- [WHAT IS EXPECTED] Extract the records below word for word and ignore the images.

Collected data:
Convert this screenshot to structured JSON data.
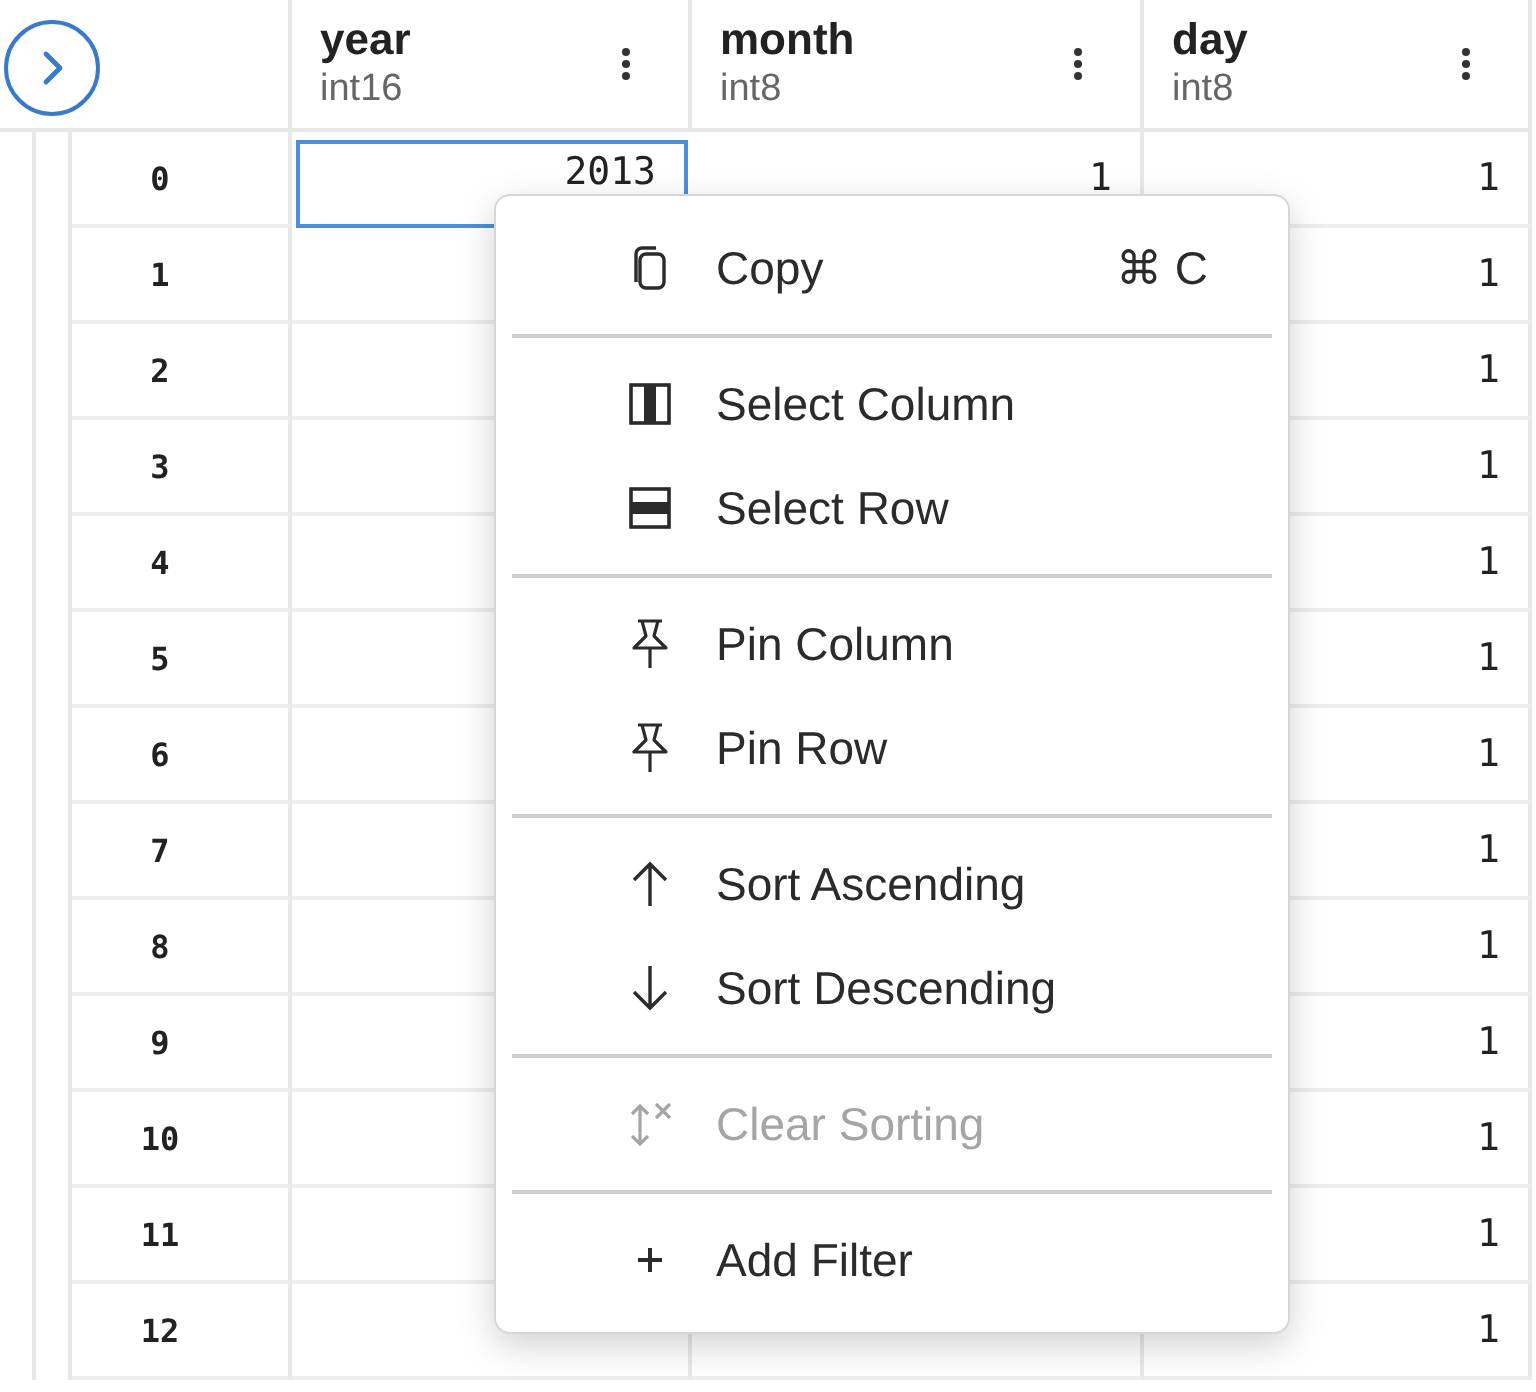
{
  "columns": [
    {
      "name": "year",
      "type": "int16"
    },
    {
      "name": "month",
      "type": "int8"
    },
    {
      "name": "day",
      "type": "int8"
    }
  ],
  "rows": [
    {
      "index": "0",
      "cells": [
        {
          "value": "2013",
          "selected": true
        },
        {
          "value": "1",
          "selected": false
        },
        {
          "value": "1",
          "selected": false
        }
      ]
    },
    {
      "index": "1",
      "cells": [
        {
          "selected": false
        },
        null,
        {
          "value": "1",
          "selected": false
        }
      ]
    },
    {
      "index": "2",
      "cells": [
        {
          "selected": false
        },
        null,
        {
          "value": "1",
          "selected": false
        }
      ]
    },
    {
      "index": "3",
      "cells": [
        {
          "selected": false
        },
        null,
        {
          "value": "1",
          "selected": false
        }
      ]
    },
    {
      "index": "4",
      "cells": [
        {
          "selected": false
        },
        null,
        {
          "value": "1",
          "selected": false
        }
      ]
    },
    {
      "index": "5",
      "cells": [
        {
          "selected": false
        },
        null,
        {
          "value": "1",
          "selected": false
        }
      ]
    },
    {
      "index": "6",
      "cells": [
        {
          "selected": false
        },
        null,
        {
          "value": "1",
          "selected": false
        }
      ]
    },
    {
      "index": "7",
      "cells": [
        {
          "selected": false
        },
        null,
        {
          "value": "1",
          "selected": false
        }
      ]
    },
    {
      "index": "8",
      "cells": [
        {
          "selected": false
        },
        null,
        {
          "value": "1",
          "selected": false
        }
      ]
    },
    {
      "index": "9",
      "cells": [
        {
          "selected": false
        },
        null,
        {
          "value": "1",
          "selected": false
        }
      ]
    },
    {
      "index": "10",
      "cells": [
        {
          "selected": false
        },
        null,
        {
          "value": "1",
          "selected": false
        }
      ]
    },
    {
      "index": "11",
      "cells": [
        {
          "selected": false
        },
        null,
        {
          "value": "1",
          "selected": false
        }
      ]
    },
    {
      "index": "12",
      "cells": [
        {
          "selected": false
        },
        {
          "selected": false
        },
        {
          "value": "1",
          "selected": false
        }
      ]
    }
  ],
  "context_menu": {
    "sections": [
      [
        {
          "kind": "copy",
          "label": "Copy",
          "shortcut": "⌘ C",
          "disabled": false
        }
      ],
      [
        {
          "kind": "select-column",
          "label": "Select Column",
          "disabled": false
        },
        {
          "kind": "select-row",
          "label": "Select Row",
          "disabled": false
        }
      ],
      [
        {
          "kind": "pin",
          "label": "Pin Column",
          "disabled": false
        },
        {
          "kind": "pin",
          "label": "Pin Row",
          "disabled": false
        }
      ],
      [
        {
          "kind": "sort-up",
          "label": "Sort Ascending",
          "disabled": false
        },
        {
          "kind": "sort-down",
          "label": "Sort Descending",
          "disabled": false
        }
      ],
      [
        {
          "kind": "clear-sort",
          "label": "Clear Sorting",
          "disabled": true
        }
      ],
      [
        {
          "kind": "add",
          "label": "Add Filter",
          "disabled": false
        }
      ]
    ]
  }
}
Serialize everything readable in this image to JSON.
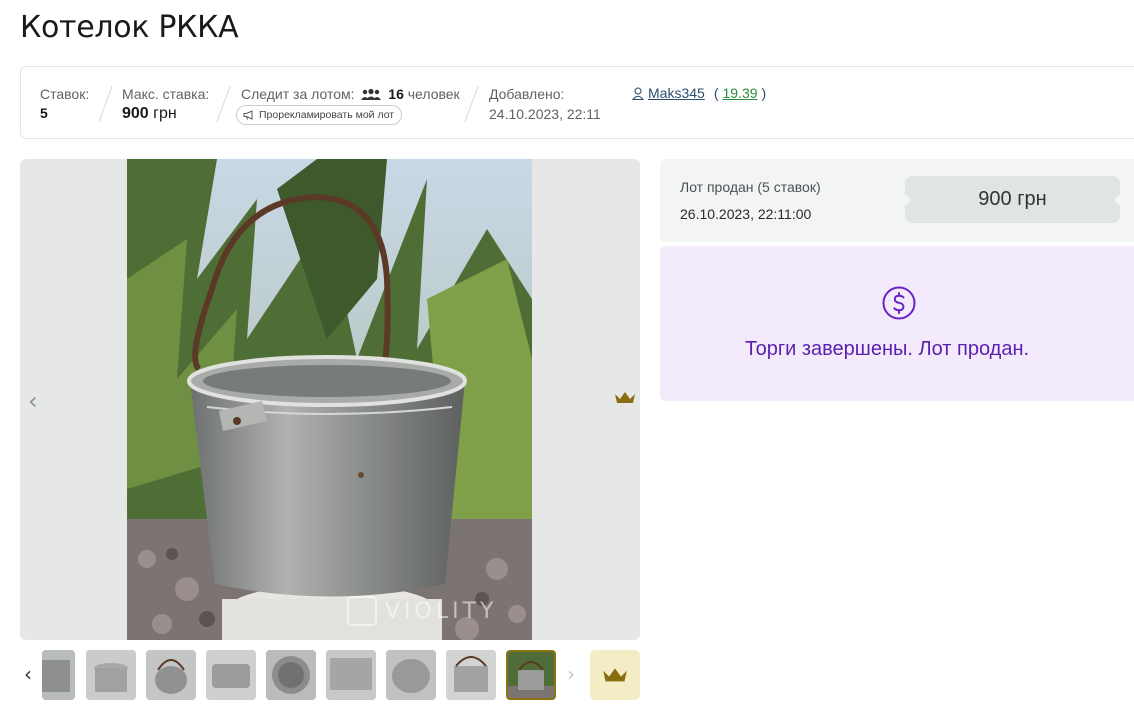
{
  "page": {
    "title": "Котелок РККА"
  },
  "info": {
    "bids_label": "Ставок:",
    "bids_value": "5",
    "max_bid_label": "Макс. ставка:",
    "max_bid_amount": "900",
    "max_bid_currency": "грн",
    "followers_label": "Следит за лотом:",
    "followers_count": "16",
    "followers_unit": "человек",
    "promote_label": "Прорекламировать мой лот",
    "added_label": "Добавлено:",
    "added_date": "24.10.2023, 22:11",
    "seller_name": "Maks345",
    "seller_rating": "19.39"
  },
  "gallery": {
    "watermark": "VIOLITY",
    "thumbnail_count": 9,
    "active_thumbnail": 9
  },
  "sale": {
    "sold_label": "Лот продан (5 ставок)",
    "sold_date": "26.10.2023, 22:11:00",
    "price": "900 грн",
    "status_text": "Торги завершены. Лот продан.",
    "status_color": "#5a1fb0",
    "status_bg": "#f3ebfb"
  },
  "icons": {
    "people": "people-icon",
    "megaphone": "megaphone-icon",
    "user": "user-icon",
    "crown": "crown-icon",
    "dollar": "dollar-circle-icon"
  }
}
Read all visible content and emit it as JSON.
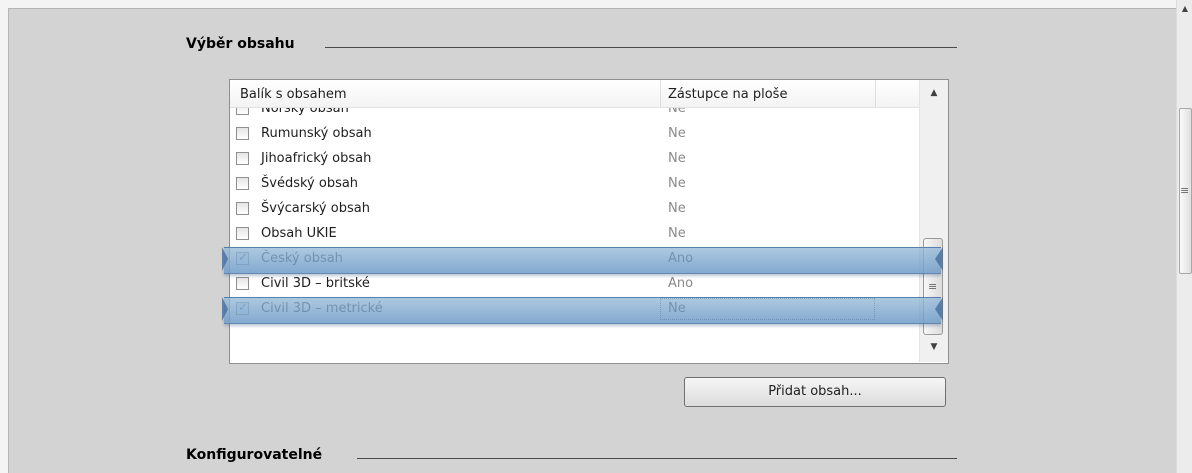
{
  "sections": {
    "content_selection": "Výběr obsahu",
    "configurable": "Konfigurovatelné"
  },
  "list": {
    "columns": [
      "Balík s obsahem",
      "Zástupce na ploše"
    ],
    "rows": [
      {
        "name": "Norský obsah",
        "rep": "Ne",
        "checked": false
      },
      {
        "name": "Rumunský obsah",
        "rep": "Ne",
        "checked": false
      },
      {
        "name": "Jihoafrický obsah",
        "rep": "Ne",
        "checked": false
      },
      {
        "name": "Švédský obsah",
        "rep": "Ne",
        "checked": false
      },
      {
        "name": "Švýcarský obsah",
        "rep": "Ne",
        "checked": false
      },
      {
        "name": "Obsah UKIE",
        "rep": "Ne",
        "checked": false
      },
      {
        "name": "Český obsah",
        "rep": "Ano",
        "checked": true
      },
      {
        "name": "Civil 3D – britské",
        "rep": "Ano",
        "checked": false
      },
      {
        "name": "Civil 3D – metrické",
        "rep": "Ne",
        "checked": true
      }
    ]
  },
  "buttons": {
    "add_content": "Přidat obsah..."
  },
  "icons": {
    "scroll_up": "▲",
    "scroll_down": "▼",
    "check": "✓",
    "grip": "≡"
  }
}
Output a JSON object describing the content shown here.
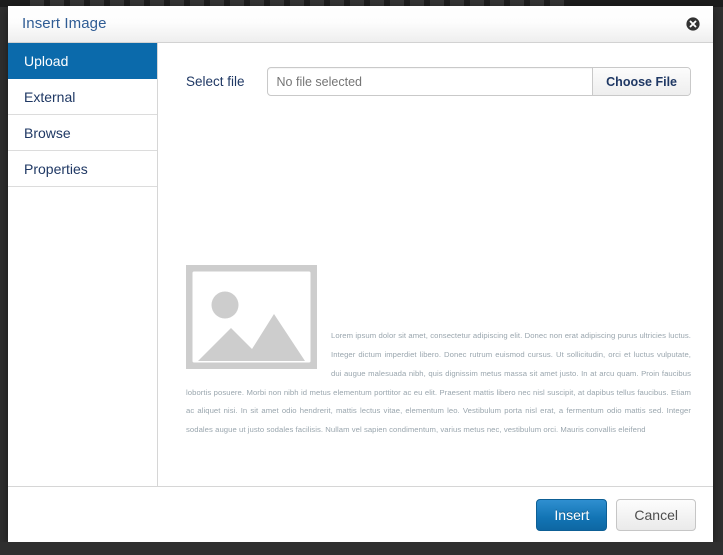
{
  "dialog": {
    "title": "Insert Image",
    "close_icon": "close-circle-icon"
  },
  "sidebar": {
    "items": [
      {
        "label": "Upload",
        "active": true
      },
      {
        "label": "External",
        "active": false
      },
      {
        "label": "Browse",
        "active": false
      },
      {
        "label": "Properties",
        "active": false
      }
    ]
  },
  "upload_panel": {
    "file_label": "Select file",
    "file_value": "",
    "file_placeholder": "No file selected",
    "choose_button": "Choose File",
    "placeholder_image_icon": "image-placeholder-icon",
    "preview_text": "Lorem ipsum dolor sit amet, consectetur adipiscing elit. Donec non erat adipiscing purus ultricies luctus. Integer dictum imperdiet libero. Donec rutrum euismod cursus. Ut sollicitudin, orci et luctus vulputate, dui augue malesuada nibh, quis dignissim metus massa sit amet justo. In at arcu quam. Proin faucibus lobortis posuere. Morbi non nibh id metus elementum porttitor ac eu elit. Praesent mattis libero nec nisl suscipit, at dapibus tellus faucibus. Etiam ac aliquet nisi. In sit amet odio hendrerit, mattis lectus vitae, elementum leo. Vestibulum porta nisl erat, a fermentum odio mattis sed. Integer sodales augue ut justo sodales facilisis. Nullam vel sapien condimentum, varius metus nec, vestibulum orci. Mauris convallis eleifend"
  },
  "footer": {
    "insert_button": "Insert",
    "cancel_button": "Cancel"
  },
  "colors": {
    "accent_blue": "#0b6aab",
    "primary_button": "#1274b4",
    "title_text": "#2f5c94",
    "nav_text": "#1f3864",
    "placeholder_gray": "#cdcdcd",
    "backdrop": "#2f2f2f"
  }
}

- [RESPONSE BELOW]
Convert this screenshot to structured JSON data.
{
  "columns": [
    {
      "name": "year",
      "type": "int16"
    },
    {
      "name": "month",
      "type": "int8"
    },
    {
      "name": "day",
      "type": "int8"
    }
  ],
  "rows": [
    {
      "index": "0",
      "cells": [
        {
          "value": "2013",
          "selected": true
        },
        {
          "value": "1",
          "selected": false
        },
        {
          "value": "1",
          "selected": false
        }
      ]
    },
    {
      "index": "1",
      "cells": [
        {
          "selected": false
        },
        null,
        {
          "value": "1",
          "selected": false
        }
      ]
    },
    {
      "index": "2",
      "cells": [
        {
          "selected": false
        },
        null,
        {
          "value": "1",
          "selected": false
        }
      ]
    },
    {
      "index": "3",
      "cells": [
        {
          "selected": false
        },
        null,
        {
          "value": "1",
          "selected": false
        }
      ]
    },
    {
      "index": "4",
      "cells": [
        {
          "selected": false
        },
        null,
        {
          "value": "1",
          "selected": false
        }
      ]
    },
    {
      "index": "5",
      "cells": [
        {
          "selected": false
        },
        null,
        {
          "value": "1",
          "selected": false
        }
      ]
    },
    {
      "index": "6",
      "cells": [
        {
          "selected": false
        },
        null,
        {
          "value": "1",
          "selected": false
        }
      ]
    },
    {
      "index": "7",
      "cells": [
        {
          "selected": false
        },
        null,
        {
          "value": "1",
          "selected": false
        }
      ]
    },
    {
      "index": "8",
      "cells": [
        {
          "selected": false
        },
        null,
        {
          "value": "1",
          "selected": false
        }
      ]
    },
    {
      "index": "9",
      "cells": [
        {
          "selected": false
        },
        null,
        {
          "value": "1",
          "selected": false
        }
      ]
    },
    {
      "index": "10",
      "cells": [
        {
          "selected": false
        },
        null,
        {
          "value": "1",
          "selected": false
        }
      ]
    },
    {
      "index": "11",
      "cells": [
        {
          "selected": false
        },
        null,
        {
          "value": "1",
          "selected": false
        }
      ]
    },
    {
      "index": "12",
      "cells": [
        {
          "selected": false
        },
        {
          "selected": false
        },
        {
          "value": "1",
          "selected": false
        }
      ]
    }
  ],
  "context_menu": {
    "sections": [
      [
        {
          "kind": "copy",
          "label": "Copy",
          "shortcut": "⌘ C",
          "disabled": false
        }
      ],
      [
        {
          "kind": "select-column",
          "label": "Select Column",
          "disabled": false
        },
        {
          "kind": "select-row",
          "label": "Select Row",
          "disabled": false
        }
      ],
      [
        {
          "kind": "pin",
          "label": "Pin Column",
          "disabled": false
        },
        {
          "kind": "pin",
          "label": "Pin Row",
          "disabled": false
        }
      ],
      [
        {
          "kind": "sort-up",
          "label": "Sort Ascending",
          "disabled": false
        },
        {
          "kind": "sort-down",
          "label": "Sort Descending",
          "disabled": false
        }
      ],
      [
        {
          "kind": "clear-sort",
          "label": "Clear Sorting",
          "disabled": true
        }
      ],
      [
        {
          "kind": "add",
          "label": "Add Filter",
          "disabled": false
        }
      ]
    ]
  }
}
Serialize everything readable in this image to JSON.
{
  "page": {
    "title": "Котелок РККА"
  },
  "info": {
    "bids_label": "Ставок:",
    "bids_value": "5",
    "max_bid_label": "Макс. ставка:",
    "max_bid_amount": "900",
    "max_bid_currency": "грн",
    "followers_label": "Следит за лотом:",
    "followers_count": "16",
    "followers_unit": "человек",
    "promote_label": "Прорекламировать мой лот",
    "added_label": "Добавлено:",
    "added_date": "24.10.2023, 22:11",
    "seller_name": "Maks345",
    "seller_rating": "19.39"
  },
  "gallery": {
    "watermark": "VIOLITY",
    "thumbnail_count": 9,
    "active_thumbnail": 9
  },
  "sale": {
    "sold_label": "Лот продан (5 ставок)",
    "sold_date": "26.10.2023, 22:11:00",
    "price": "900 грн",
    "status_text": "Торги завершены. Лот продан.",
    "status_color": "#5a1fb0",
    "status_bg": "#f3ebfb"
  },
  "icons": {
    "people": "people-icon",
    "megaphone": "megaphone-icon",
    "user": "user-icon",
    "crown": "crown-icon",
    "dollar": "dollar-circle-icon"
  }
}
Read all visible content and emit it as JSON.
{
  "sections": {
    "content_selection": "Výběr obsahu",
    "configurable": "Konfigurovatelné"
  },
  "list": {
    "columns": [
      "Balík s obsahem",
      "Zástupce na ploše"
    ],
    "rows": [
      {
        "name": "Norský obsah",
        "rep": "Ne",
        "checked": false
      },
      {
        "name": "Rumunský obsah",
        "rep": "Ne",
        "checked": false
      },
      {
        "name": "Jihoafrický obsah",
        "rep": "Ne",
        "checked": false
      },
      {
        "name": "Švédský obsah",
        "rep": "Ne",
        "checked": false
      },
      {
        "name": "Švýcarský obsah",
        "rep": "Ne",
        "checked": false
      },
      {
        "name": "Obsah UKIE",
        "rep": "Ne",
        "checked": false
      },
      {
        "name": "Český obsah",
        "rep": "Ano",
        "checked": true
      },
      {
        "name": "Civil 3D – britské",
        "rep": "Ano",
        "checked": false
      },
      {
        "name": "Civil 3D – metrické",
        "rep": "Ne",
        "checked": true
      }
    ]
  },
  "buttons": {
    "add_content": "Přidat obsah..."
  },
  "icons": {
    "scroll_up": "▲",
    "scroll_down": "▼",
    "check": "✓",
    "grip": "≡"
  }
}
Output a JSON object describing the content shown here.
{
  "dialog": {
    "title": "Insert Image",
    "close_icon": "close-circle-icon"
  },
  "sidebar": {
    "items": [
      {
        "label": "Upload",
        "active": true
      },
      {
        "label": "External",
        "active": false
      },
      {
        "label": "Browse",
        "active": false
      },
      {
        "label": "Properties",
        "active": false
      }
    ]
  },
  "upload_panel": {
    "file_label": "Select file",
    "file_value": "",
    "file_placeholder": "No file selected",
    "choose_button": "Choose File",
    "placeholder_image_icon": "image-placeholder-icon",
    "preview_text": "Lorem ipsum dolor sit amet, consectetur adipiscing elit. Donec non erat adipiscing purus ultricies luctus. Integer dictum imperdiet libero. Donec rutrum euismod cursus. Ut sollicitudin, orci et luctus vulputate, dui augue malesuada nibh, quis dignissim metus massa sit amet justo. In at arcu quam. Proin faucibus lobortis posuere. Morbi non nibh id metus elementum porttitor ac eu elit. Praesent mattis libero nec nisl suscipit, at dapibus tellus faucibus. Etiam ac aliquet nisi. In sit amet odio hendrerit, mattis lectus vitae, elementum leo. Vestibulum porta nisl erat, a fermentum odio mattis sed. Integer sodales augue ut justo sodales facilisis. Nullam vel sapien condimentum, varius metus nec, vestibulum orci. Mauris convallis eleifend"
  },
  "footer": {
    "insert_button": "Insert",
    "cancel_button": "Cancel"
  },
  "colors": {
    "accent_blue": "#0b6aab",
    "primary_button": "#1274b4",
    "title_text": "#2f5c94",
    "nav_text": "#1f3864",
    "placeholder_gray": "#cdcdcd",
    "backdrop": "#2f2f2f"
  }
}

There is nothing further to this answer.